SHORT EXERCISE >>
Without the pictures, return each record as it appears.
-=-=-=-=-
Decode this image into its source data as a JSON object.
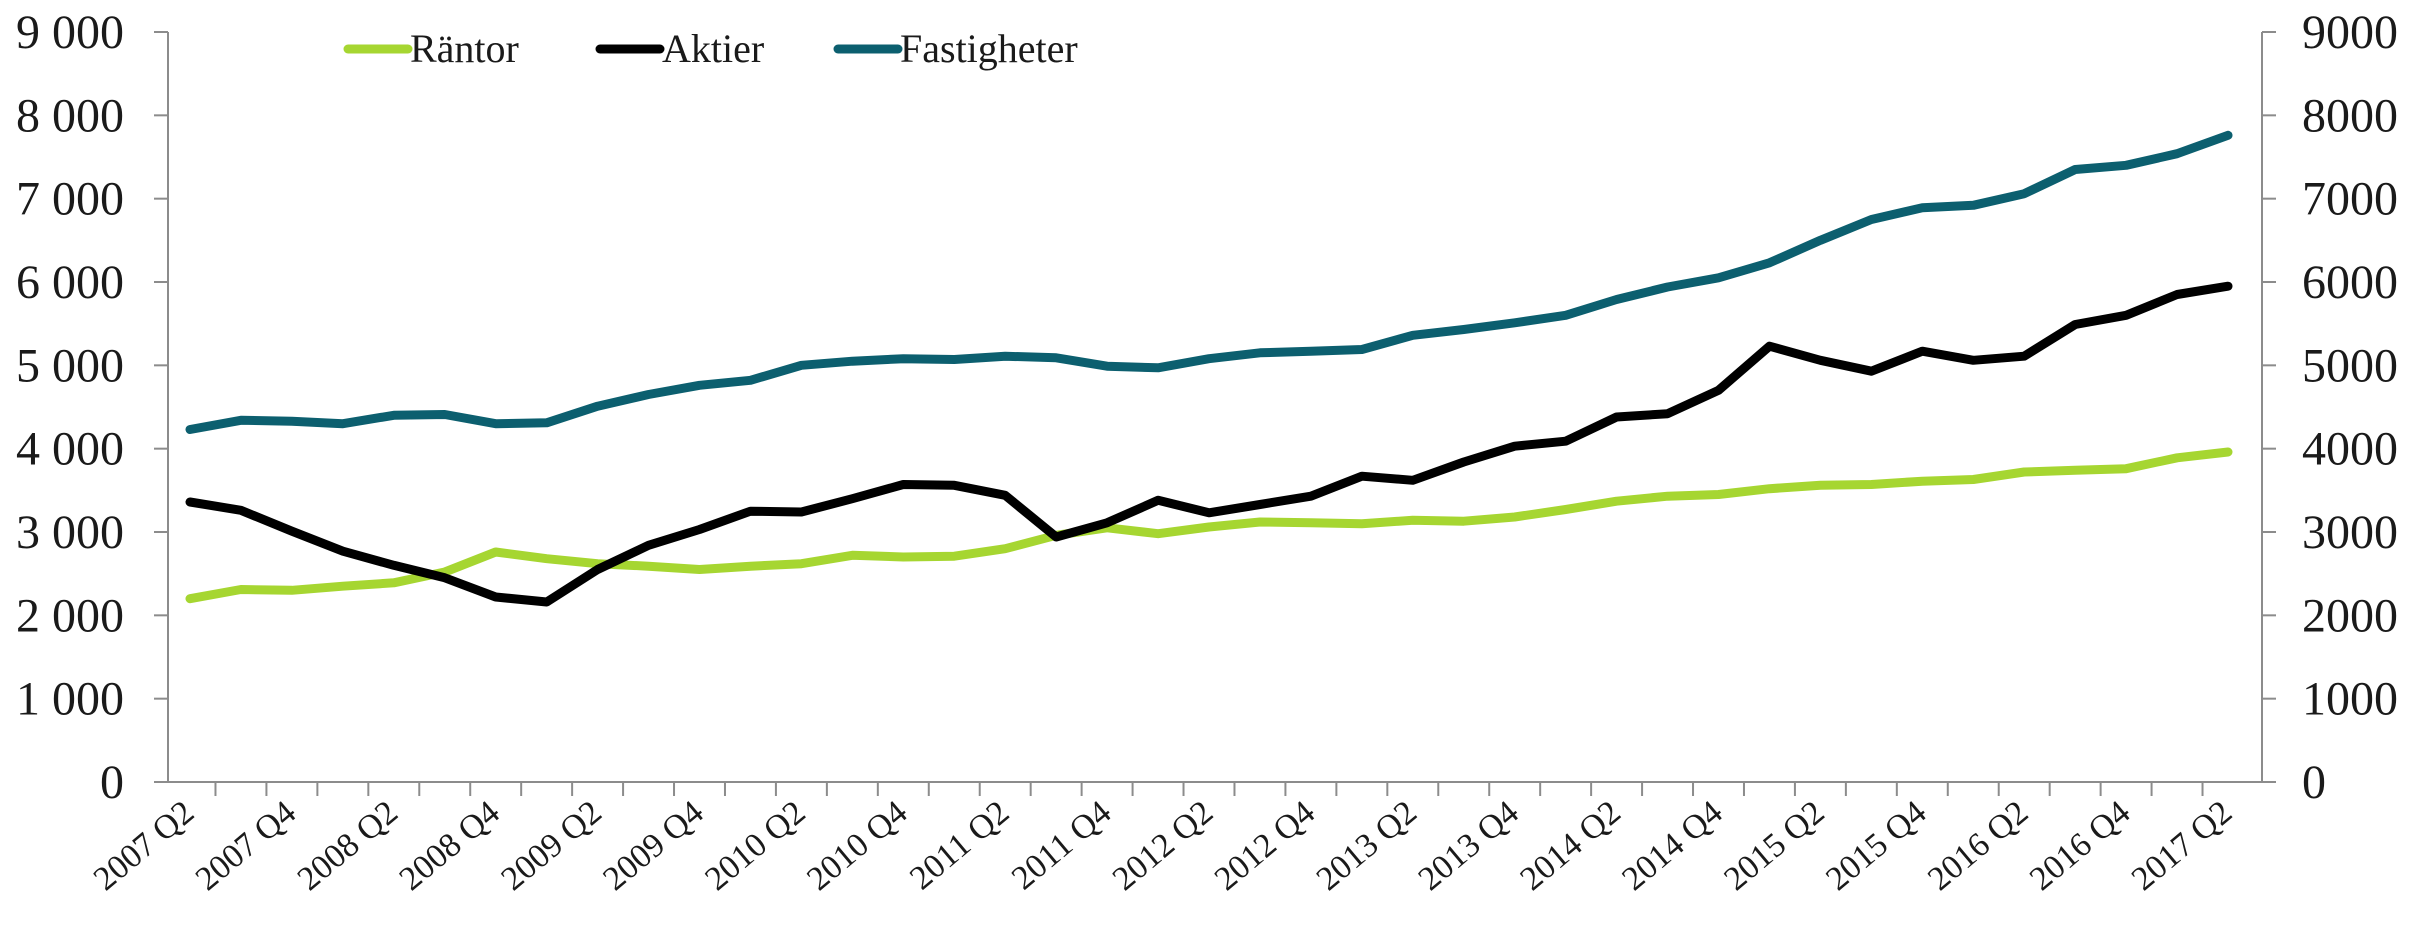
{
  "chart_data": {
    "type": "line",
    "legend_position": "top-left",
    "grid": false,
    "ylim": [
      0,
      9000
    ],
    "y_ticks": [
      0,
      1000,
      2000,
      3000,
      4000,
      5000,
      6000,
      7000,
      8000,
      9000
    ],
    "y_tick_labels_left": [
      "0",
      "1 000",
      "2 000",
      "3 000",
      "4 000",
      "5 000",
      "6 000",
      "7 000",
      "8 000",
      "9 000"
    ],
    "y_tick_labels_right": [
      "0",
      "1000",
      "2000",
      "3000",
      "4000",
      "5000",
      "6000",
      "7000",
      "8000",
      "9000"
    ],
    "x_tick_labels": [
      "2007 Q2",
      "2007 Q4",
      "2008 Q2",
      "2008 Q4",
      "2009 Q2",
      "2009 Q4",
      "2010 Q2",
      "2010 Q4",
      "2011 Q2",
      "2011 Q4",
      "2012 Q2",
      "2012 Q4",
      "2013 Q2",
      "2013 Q4",
      "2014 Q2",
      "2014 Q4",
      "2015 Q2",
      "2015 Q4",
      "2016 Q2",
      "2016 Q4",
      "2017 Q2"
    ],
    "categories": [
      "2007 Q2",
      "2007 Q3",
      "2007 Q4",
      "2008 Q1",
      "2008 Q2",
      "2008 Q3",
      "2008 Q4",
      "2009 Q1",
      "2009 Q2",
      "2009 Q3",
      "2009 Q4",
      "2010 Q1",
      "2010 Q2",
      "2010 Q3",
      "2010 Q4",
      "2011 Q1",
      "2011 Q2",
      "2011 Q3",
      "2011 Q4",
      "2012 Q1",
      "2012 Q2",
      "2012 Q3",
      "2012 Q4",
      "2013 Q1",
      "2013 Q2",
      "2013 Q3",
      "2013 Q4",
      "2014 Q1",
      "2014 Q2",
      "2014 Q3",
      "2014 Q4",
      "2015 Q1",
      "2015 Q2",
      "2015 Q3",
      "2015 Q4",
      "2016 Q1",
      "2016 Q2",
      "2016 Q3",
      "2016 Q4",
      "2017 Q1",
      "2017 Q2"
    ],
    "series": [
      {
        "name": "Räntor",
        "color": "#a6d631",
        "values": [
          2200,
          2310,
          2300,
          2350,
          2390,
          2520,
          2760,
          2680,
          2620,
          2590,
          2550,
          2590,
          2620,
          2720,
          2700,
          2710,
          2800,
          2960,
          3050,
          2980,
          3060,
          3120,
          3110,
          3100,
          3140,
          3130,
          3180,
          3270,
          3370,
          3430,
          3450,
          3520,
          3560,
          3570,
          3610,
          3630,
          3720,
          3740,
          3760,
          3890,
          3960
        ]
      },
      {
        "name": "Aktier",
        "color": "#000000",
        "values": [
          3360,
          3260,
          3010,
          2770,
          2600,
          2450,
          2220,
          2160,
          2550,
          2840,
          3030,
          3250,
          3240,
          3400,
          3570,
          3560,
          3440,
          2940,
          3110,
          3380,
          3230,
          3330,
          3430,
          3670,
          3620,
          3840,
          4030,
          4090,
          4380,
          4420,
          4700,
          5230,
          5060,
          4930,
          5170,
          5060,
          5110,
          5490,
          5600,
          5850,
          5950
        ]
      },
      {
        "name": "Fastigheter",
        "color": "#0c5f6f",
        "values": [
          4230,
          4340,
          4330,
          4300,
          4400,
          4410,
          4300,
          4310,
          4510,
          4650,
          4760,
          4820,
          5000,
          5050,
          5080,
          5070,
          5110,
          5090,
          4990,
          4970,
          5080,
          5150,
          5170,
          5190,
          5360,
          5430,
          5510,
          5600,
          5790,
          5940,
          6050,
          6230,
          6500,
          6750,
          6890,
          6920,
          7060,
          7350,
          7400,
          7540,
          7760
        ]
      }
    ]
  }
}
-=-=-=-=-
OUTPUT FOR THIS TASK >>
Decode this image into its source data as a JSON object.
{
  "chart_data": {
    "type": "line",
    "legend_position": "top-left",
    "grid": false,
    "ylim": [
      0,
      9000
    ],
    "y_ticks": [
      0,
      1000,
      2000,
      3000,
      4000,
      5000,
      6000,
      7000,
      8000,
      9000
    ],
    "y_tick_labels_left": [
      "0",
      "1 000",
      "2 000",
      "3 000",
      "4 000",
      "5 000",
      "6 000",
      "7 000",
      "8 000",
      "9 000"
    ],
    "y_tick_labels_right": [
      "0",
      "1000",
      "2000",
      "3000",
      "4000",
      "5000",
      "6000",
      "7000",
      "8000",
      "9000"
    ],
    "x_tick_labels": [
      "2007 Q2",
      "2007 Q4",
      "2008 Q2",
      "2008 Q4",
      "2009 Q2",
      "2009 Q4",
      "2010 Q2",
      "2010 Q4",
      "2011 Q2",
      "2011 Q4",
      "2012 Q2",
      "2012 Q4",
      "2013 Q2",
      "2013 Q4",
      "2014 Q2",
      "2014 Q4",
      "2015 Q2",
      "2015 Q4",
      "2016 Q2",
      "2016 Q4",
      "2017 Q2"
    ],
    "categories": [
      "2007 Q2",
      "2007 Q3",
      "2007 Q4",
      "2008 Q1",
      "2008 Q2",
      "2008 Q3",
      "2008 Q4",
      "2009 Q1",
      "2009 Q2",
      "2009 Q3",
      "2009 Q4",
      "2010 Q1",
      "2010 Q2",
      "2010 Q3",
      "2010 Q4",
      "2011 Q1",
      "2011 Q2",
      "2011 Q3",
      "2011 Q4",
      "2012 Q1",
      "2012 Q2",
      "2012 Q3",
      "2012 Q4",
      "2013 Q1",
      "2013 Q2",
      "2013 Q3",
      "2013 Q4",
      "2014 Q1",
      "2014 Q2",
      "2014 Q3",
      "2014 Q4",
      "2015 Q1",
      "2015 Q2",
      "2015 Q3",
      "2015 Q4",
      "2016 Q1",
      "2016 Q2",
      "2016 Q3",
      "2016 Q4",
      "2017 Q1",
      "2017 Q2"
    ],
    "series": [
      {
        "name": "Räntor",
        "color": "#a6d631",
        "values": [
          2200,
          2310,
          2300,
          2350,
          2390,
          2520,
          2760,
          2680,
          2620,
          2590,
          2550,
          2590,
          2620,
          2720,
          2700,
          2710,
          2800,
          2960,
          3050,
          2980,
          3060,
          3120,
          3110,
          3100,
          3140,
          3130,
          3180,
          3270,
          3370,
          3430,
          3450,
          3520,
          3560,
          3570,
          3610,
          3630,
          3720,
          3740,
          3760,
          3890,
          3960
        ]
      },
      {
        "name": "Aktier",
        "color": "#000000",
        "values": [
          3360,
          3260,
          3010,
          2770,
          2600,
          2450,
          2220,
          2160,
          2550,
          2840,
          3030,
          3250,
          3240,
          3400,
          3570,
          3560,
          3440,
          2940,
          3110,
          3380,
          3230,
          3330,
          3430,
          3670,
          3620,
          3840,
          4030,
          4090,
          4380,
          4420,
          4700,
          5230,
          5060,
          4930,
          5170,
          5060,
          5110,
          5490,
          5600,
          5850,
          5950
        ]
      },
      {
        "name": "Fastigheter",
        "color": "#0c5f6f",
        "values": [
          4230,
          4340,
          4330,
          4300,
          4400,
          4410,
          4300,
          4310,
          4510,
          4650,
          4760,
          4820,
          5000,
          5050,
          5080,
          5070,
          5110,
          5090,
          4990,
          4970,
          5080,
          5150,
          5170,
          5190,
          5360,
          5430,
          5510,
          5600,
          5790,
          5940,
          6050,
          6230,
          6500,
          6750,
          6890,
          6920,
          7060,
          7350,
          7400,
          7540,
          7760
        ]
      }
    ]
  }
}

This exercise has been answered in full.